┌──

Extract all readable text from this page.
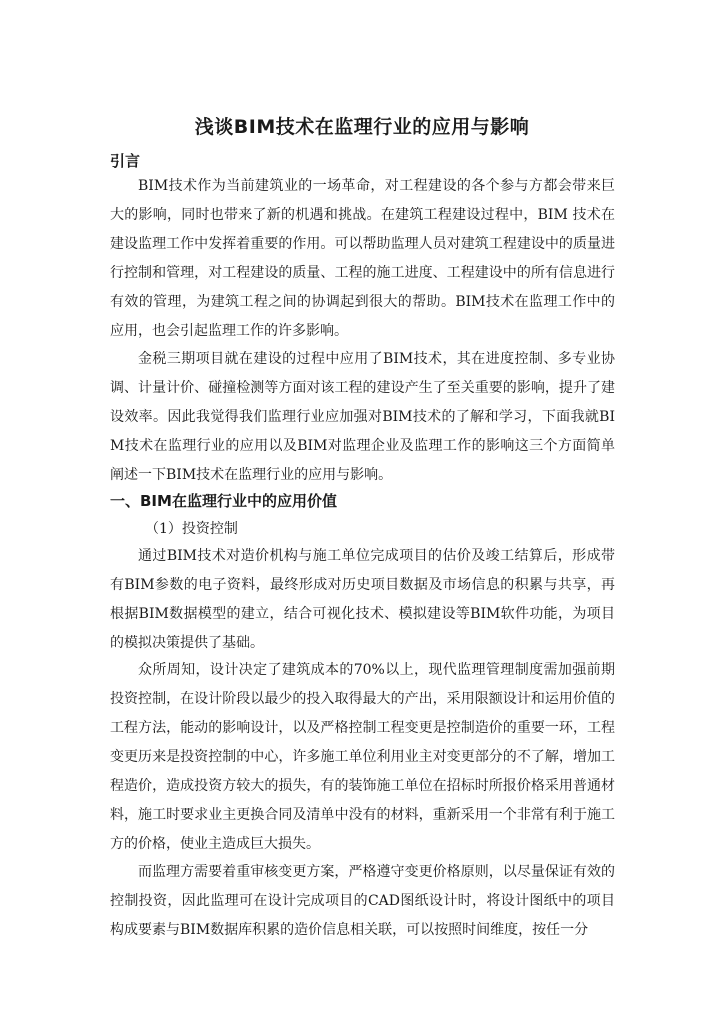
浅谈BIM技术在监理行业的应用与影响
引言

BIM技术作为当前建筑业的一场革命，对工程建设的各个参与方都会带来巨大的影响，同时也带来了新的机遇和挑战。在建筑工程建设过程中，BIM 技术在建设监理工作中发挥着重要的作用。可以帮助监理人员对建筑工程建设中的质量进行控制和管理，对工程建设的质量、工程的施工进度、工程建设中的所有信息进行有效的管理，为建筑工程之间的协调起到很大的帮助。BIM技术在监理工作中的应用，也会引起监理工作的许多影响。

金税三期项目就在建设的过程中应用了BIM技术，其在进度控制、多专业协调、计量计价、碰撞检测等方面对该工程的建设产生了至关重要的影响，提升了建设效率。因此我觉得我们监理行业应加强对BIM技术的了解和学习，下面我就BIM技术在监理行业的应用以及BIM对监理企业及监理工作的影响这三个方面简单阐述一下BIM技术在监理行业的应用与影响。

一、BIM在监理行业中的应用价值
（1）投资控制

通过BIM技术对造价机构与施工单位完成项目的估价及竣工结算后，形成带有BIM参数的电子资料，最终形成对历史项目数据及市场信息的积累与共享，再根据BIM数据模型的建立，结合可视化技术、模拟建设等BIM软件功能，为项目的模拟决策提供了基础。

众所周知，设计决定了建筑成本的70%以上，现代监理管理制度需加强前期投资控制，在设计阶段以最少的投入取得最大的产出，采用限额设计和运用价值的工程方法，能动的影响设计，以及严格控制工程变更是控制造价的重要一环，工程变更历来是投资控制的中心，许多施工单位利用业主对变更部分的不了解，增加工程造价，造成投资方较大的损失，有的装饰施工单位在招标时所报价格采用普通材料，施工时要求业主更换合同及清单中没有的材料，重新采用一个非常有利于施工方的价格，使业主造成巨大损失。

而监理方需要着重审核变更方案，严格遵守变更价格原则，以尽量保证有效的控制投资，因此监理可在设计完成项目的CAD图纸设计时，将设计图纸中的项目构成要素与BIM数据库积累的造价信息相关联，可以按照时间维度，按任一分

└──

__Aim of the exercise__
Would you mind returning each entry above word for word, skipping the images?

__Complete response__
Extract all readable text from this page.
浅谈BIM技术在监理行业的应用与影响
引言

BIM技术作为当前建筑业的一场革命，对工程建设的各个参与方都会带来巨大的影响，同时也带来了新的机遇和挑战。在建筑工程建设过程中，BIM 技术在建设监理工作中发挥着重要的作用。可以帮助监理人员对建筑工程建设中的质量进行控制和管理，对工程建设的质量、工程的施工进度、工程建设中的所有信息进行有效的管理，为建筑工程之间的协调起到很大的帮助。BIM技术在监理工作中的应用，也会引起监理工作的许多影响。

金税三期项目就在建设的过程中应用了BIM技术，其在进度控制、多专业协调、计量计价、碰撞检测等方面对该工程的建设产生了至关重要的影响，提升了建设效率。因此我觉得我们监理行业应加强对BIM技术的了解和学习，下面我就BIM技术在监理行业的应用以及BIM对监理企业及监理工作的影响这三个方面简单阐述一下BIM技术在监理行业的应用与影响。

一、BIM在监理行业中的应用价值
（1）投资控制

通过BIM技术对造价机构与施工单位完成项目的估价及竣工结算后，形成带有BIM参数的电子资料，最终形成对历史项目数据及市场信息的积累与共享，再根据BIM数据模型的建立，结合可视化技术、模拟建设等BIM软件功能，为项目的模拟决策提供了基础。

众所周知，设计决定了建筑成本的70%以上，现代监理管理制度需加强前期投资控制，在设计阶段以最少的投入取得最大的产出，采用限额设计和运用价值的工程方法，能动的影响设计，以及严格控制工程变更是控制造价的重要一环，工程变更历来是投资控制的中心，许多施工单位利用业主对变更部分的不了解，增加工程造价，造成投资方较大的损失，有的装饰施工单位在招标时所报价格采用普通材料，施工时要求业主更换合同及清单中没有的材料，重新采用一个非常有利于施工方的价格，使业主造成巨大损失。

而监理方需要着重审核变更方案，严格遵守变更价格原则，以尽量保证有效的控制投资，因此监理可在设计完成项目的CAD图纸设计时，将设计图纸中的项目构成要素与BIM数据库积累的造价信息相关联，可以按照时间维度，按任一分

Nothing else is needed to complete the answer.